Gather all lines with the word "Wohnhaus" in them.

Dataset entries
###

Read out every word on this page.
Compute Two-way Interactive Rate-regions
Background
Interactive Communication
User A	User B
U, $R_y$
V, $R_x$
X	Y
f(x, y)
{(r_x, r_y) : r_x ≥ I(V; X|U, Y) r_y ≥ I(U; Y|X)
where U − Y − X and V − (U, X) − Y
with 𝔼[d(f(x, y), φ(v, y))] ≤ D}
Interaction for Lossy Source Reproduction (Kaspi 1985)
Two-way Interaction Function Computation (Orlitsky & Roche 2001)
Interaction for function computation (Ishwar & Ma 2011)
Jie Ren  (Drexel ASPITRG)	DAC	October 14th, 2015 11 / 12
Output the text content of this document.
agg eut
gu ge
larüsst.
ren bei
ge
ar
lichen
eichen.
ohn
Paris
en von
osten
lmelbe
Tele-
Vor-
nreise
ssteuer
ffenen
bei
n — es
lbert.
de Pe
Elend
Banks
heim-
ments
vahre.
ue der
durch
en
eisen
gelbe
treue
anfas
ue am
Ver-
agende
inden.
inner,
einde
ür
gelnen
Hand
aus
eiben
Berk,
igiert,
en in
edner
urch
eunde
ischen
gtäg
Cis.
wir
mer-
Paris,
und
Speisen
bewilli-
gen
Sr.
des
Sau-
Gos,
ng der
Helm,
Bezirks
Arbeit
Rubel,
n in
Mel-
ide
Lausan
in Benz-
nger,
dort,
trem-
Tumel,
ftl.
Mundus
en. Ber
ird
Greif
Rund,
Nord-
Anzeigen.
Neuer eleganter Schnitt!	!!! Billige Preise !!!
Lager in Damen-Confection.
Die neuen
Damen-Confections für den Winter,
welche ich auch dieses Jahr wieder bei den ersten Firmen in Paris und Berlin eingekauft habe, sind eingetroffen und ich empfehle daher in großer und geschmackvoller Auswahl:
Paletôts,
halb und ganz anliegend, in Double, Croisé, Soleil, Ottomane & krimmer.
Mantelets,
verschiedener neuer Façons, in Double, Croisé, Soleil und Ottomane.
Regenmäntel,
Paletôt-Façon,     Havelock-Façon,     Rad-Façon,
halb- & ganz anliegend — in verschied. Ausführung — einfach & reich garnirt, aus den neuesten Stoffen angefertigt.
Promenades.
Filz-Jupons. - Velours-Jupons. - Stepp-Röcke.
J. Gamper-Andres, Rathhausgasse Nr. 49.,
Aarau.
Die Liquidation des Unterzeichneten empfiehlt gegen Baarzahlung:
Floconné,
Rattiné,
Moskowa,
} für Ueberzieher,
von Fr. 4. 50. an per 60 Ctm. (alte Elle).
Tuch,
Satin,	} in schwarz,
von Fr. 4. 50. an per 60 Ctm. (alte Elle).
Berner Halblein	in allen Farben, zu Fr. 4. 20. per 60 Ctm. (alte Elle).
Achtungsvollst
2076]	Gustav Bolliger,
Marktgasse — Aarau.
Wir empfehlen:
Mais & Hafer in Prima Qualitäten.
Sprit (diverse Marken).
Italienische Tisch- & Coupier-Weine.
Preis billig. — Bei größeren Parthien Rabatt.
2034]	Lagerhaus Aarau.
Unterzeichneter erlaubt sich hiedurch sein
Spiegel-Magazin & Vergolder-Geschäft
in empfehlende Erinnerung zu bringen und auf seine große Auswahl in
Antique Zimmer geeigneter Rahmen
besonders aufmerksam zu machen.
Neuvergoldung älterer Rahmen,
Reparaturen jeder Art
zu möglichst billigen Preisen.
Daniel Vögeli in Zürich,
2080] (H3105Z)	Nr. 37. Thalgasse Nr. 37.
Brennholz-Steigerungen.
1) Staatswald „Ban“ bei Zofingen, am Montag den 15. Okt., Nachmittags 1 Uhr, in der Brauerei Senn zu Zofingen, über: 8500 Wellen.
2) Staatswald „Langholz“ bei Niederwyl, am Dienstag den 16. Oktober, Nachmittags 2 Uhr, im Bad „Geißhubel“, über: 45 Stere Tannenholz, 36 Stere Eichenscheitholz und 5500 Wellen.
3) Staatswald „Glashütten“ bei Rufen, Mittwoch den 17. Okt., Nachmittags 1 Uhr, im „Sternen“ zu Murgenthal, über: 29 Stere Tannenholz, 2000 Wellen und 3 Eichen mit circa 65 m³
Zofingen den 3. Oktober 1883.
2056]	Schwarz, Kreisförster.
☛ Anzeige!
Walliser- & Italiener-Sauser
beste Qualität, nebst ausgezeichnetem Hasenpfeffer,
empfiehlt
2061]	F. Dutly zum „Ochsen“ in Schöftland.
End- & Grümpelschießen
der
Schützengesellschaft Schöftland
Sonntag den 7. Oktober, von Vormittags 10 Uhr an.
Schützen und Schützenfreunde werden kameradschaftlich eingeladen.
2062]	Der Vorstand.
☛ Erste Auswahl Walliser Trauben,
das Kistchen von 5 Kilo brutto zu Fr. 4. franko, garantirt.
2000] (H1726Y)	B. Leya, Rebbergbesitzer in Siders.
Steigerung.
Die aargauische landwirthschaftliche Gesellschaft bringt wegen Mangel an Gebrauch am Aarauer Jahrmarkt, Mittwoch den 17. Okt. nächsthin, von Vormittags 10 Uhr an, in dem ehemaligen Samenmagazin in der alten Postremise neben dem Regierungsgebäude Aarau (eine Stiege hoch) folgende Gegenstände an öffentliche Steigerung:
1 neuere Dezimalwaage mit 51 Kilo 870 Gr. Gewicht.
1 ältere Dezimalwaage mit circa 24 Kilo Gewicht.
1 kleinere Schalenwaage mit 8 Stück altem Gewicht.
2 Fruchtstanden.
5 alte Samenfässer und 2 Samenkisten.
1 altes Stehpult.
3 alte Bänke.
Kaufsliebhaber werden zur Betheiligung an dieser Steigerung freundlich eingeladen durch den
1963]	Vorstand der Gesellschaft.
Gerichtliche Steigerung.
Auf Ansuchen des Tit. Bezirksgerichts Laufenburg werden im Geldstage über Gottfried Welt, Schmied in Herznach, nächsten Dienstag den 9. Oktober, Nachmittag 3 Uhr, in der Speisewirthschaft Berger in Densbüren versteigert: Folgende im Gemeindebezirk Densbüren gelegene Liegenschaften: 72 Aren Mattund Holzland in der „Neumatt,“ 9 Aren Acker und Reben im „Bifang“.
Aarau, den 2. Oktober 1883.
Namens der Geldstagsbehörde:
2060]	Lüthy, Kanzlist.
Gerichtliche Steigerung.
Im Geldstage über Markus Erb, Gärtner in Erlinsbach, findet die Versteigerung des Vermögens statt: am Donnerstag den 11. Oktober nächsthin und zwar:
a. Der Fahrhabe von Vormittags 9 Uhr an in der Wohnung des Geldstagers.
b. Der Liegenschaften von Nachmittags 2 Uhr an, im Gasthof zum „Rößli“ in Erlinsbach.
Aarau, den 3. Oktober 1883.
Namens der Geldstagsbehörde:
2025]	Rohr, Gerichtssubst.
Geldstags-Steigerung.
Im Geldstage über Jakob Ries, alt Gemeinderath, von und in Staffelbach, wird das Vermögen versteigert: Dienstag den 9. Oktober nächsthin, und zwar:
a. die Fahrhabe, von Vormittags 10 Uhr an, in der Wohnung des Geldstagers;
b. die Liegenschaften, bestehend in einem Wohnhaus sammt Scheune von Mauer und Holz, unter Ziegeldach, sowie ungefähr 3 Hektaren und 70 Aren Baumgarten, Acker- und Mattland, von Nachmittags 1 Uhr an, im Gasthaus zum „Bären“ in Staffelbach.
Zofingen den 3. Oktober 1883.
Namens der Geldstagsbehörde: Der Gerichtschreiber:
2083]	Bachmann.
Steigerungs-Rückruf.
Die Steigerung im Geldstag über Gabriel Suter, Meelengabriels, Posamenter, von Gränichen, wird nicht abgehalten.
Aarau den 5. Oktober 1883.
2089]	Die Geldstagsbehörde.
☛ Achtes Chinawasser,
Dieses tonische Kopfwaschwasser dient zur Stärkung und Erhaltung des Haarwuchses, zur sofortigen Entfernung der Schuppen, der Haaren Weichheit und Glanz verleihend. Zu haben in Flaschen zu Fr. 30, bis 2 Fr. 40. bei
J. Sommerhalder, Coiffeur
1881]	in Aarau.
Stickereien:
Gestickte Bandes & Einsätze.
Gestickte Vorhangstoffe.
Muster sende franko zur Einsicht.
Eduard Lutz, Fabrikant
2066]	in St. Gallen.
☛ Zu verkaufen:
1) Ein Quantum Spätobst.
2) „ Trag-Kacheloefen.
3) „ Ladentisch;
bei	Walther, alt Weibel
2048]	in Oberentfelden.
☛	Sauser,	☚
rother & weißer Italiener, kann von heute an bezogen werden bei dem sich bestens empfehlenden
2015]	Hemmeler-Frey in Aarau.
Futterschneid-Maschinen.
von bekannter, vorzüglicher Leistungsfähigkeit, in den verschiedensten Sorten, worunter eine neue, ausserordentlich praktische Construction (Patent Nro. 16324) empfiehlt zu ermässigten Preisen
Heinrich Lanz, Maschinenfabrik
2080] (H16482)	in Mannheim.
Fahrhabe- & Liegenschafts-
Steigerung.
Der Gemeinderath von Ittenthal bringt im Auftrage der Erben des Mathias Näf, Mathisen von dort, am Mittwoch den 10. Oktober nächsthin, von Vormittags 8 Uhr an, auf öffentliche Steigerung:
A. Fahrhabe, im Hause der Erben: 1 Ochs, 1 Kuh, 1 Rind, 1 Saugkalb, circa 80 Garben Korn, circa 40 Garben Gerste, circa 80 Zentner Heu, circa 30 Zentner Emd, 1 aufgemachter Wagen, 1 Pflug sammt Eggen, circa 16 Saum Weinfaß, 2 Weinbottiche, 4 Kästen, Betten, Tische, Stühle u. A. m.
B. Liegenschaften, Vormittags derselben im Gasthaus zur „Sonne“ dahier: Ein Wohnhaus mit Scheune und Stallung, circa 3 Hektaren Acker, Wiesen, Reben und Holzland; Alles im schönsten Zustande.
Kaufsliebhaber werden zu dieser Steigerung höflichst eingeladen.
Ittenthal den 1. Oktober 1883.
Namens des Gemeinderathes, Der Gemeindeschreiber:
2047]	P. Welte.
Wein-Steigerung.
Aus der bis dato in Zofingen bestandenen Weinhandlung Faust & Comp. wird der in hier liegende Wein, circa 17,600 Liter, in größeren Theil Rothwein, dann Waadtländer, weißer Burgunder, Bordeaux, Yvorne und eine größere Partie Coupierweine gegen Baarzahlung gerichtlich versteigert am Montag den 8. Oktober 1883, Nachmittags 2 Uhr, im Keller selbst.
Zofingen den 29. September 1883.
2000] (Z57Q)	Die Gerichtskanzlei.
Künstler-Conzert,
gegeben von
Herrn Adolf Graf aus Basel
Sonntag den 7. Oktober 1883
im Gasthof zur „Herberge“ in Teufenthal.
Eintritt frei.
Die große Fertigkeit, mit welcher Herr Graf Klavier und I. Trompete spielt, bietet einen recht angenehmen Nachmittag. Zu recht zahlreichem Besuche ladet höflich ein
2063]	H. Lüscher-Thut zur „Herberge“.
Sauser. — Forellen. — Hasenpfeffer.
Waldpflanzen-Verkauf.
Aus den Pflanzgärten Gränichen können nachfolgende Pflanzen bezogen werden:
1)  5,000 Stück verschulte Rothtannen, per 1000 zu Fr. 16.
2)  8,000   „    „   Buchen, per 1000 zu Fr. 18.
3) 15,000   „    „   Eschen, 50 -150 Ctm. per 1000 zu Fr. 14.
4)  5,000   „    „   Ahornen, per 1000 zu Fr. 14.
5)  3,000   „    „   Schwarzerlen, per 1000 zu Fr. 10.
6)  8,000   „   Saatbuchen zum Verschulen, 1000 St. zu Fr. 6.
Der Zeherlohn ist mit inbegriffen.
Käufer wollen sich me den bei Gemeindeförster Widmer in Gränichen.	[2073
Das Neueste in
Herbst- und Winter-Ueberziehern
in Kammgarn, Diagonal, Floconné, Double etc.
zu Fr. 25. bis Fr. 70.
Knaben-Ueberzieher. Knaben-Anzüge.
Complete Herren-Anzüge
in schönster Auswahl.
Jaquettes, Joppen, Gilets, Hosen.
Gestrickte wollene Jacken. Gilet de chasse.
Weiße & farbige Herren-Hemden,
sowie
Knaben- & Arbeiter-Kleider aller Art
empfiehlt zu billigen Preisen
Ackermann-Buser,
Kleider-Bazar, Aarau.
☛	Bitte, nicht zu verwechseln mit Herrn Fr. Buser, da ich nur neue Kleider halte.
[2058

###

#### WORKED SOLUTION:
b. die Liegenschaften, bestehend in einem Wohnhaus sammt Scheune von Mauer und Holz, unter Ziegeldach, sowie ungefähr 3 Hektaren und 70 Aren Baumgarten, Acker- und Mattland, von Nachmittags 1 Uhr an, im Gasthaus zum „Bären“ in Staffelbach.
B. Liegenschaften, Vormittags derselben im Gasthaus zur „Sonne“ dahier: Ein Wohnhaus mit Scheune und Stallung, circa 3 Hektaren Acker, Wiesen, Reben und Holzland; Alles im schönsten Zustande.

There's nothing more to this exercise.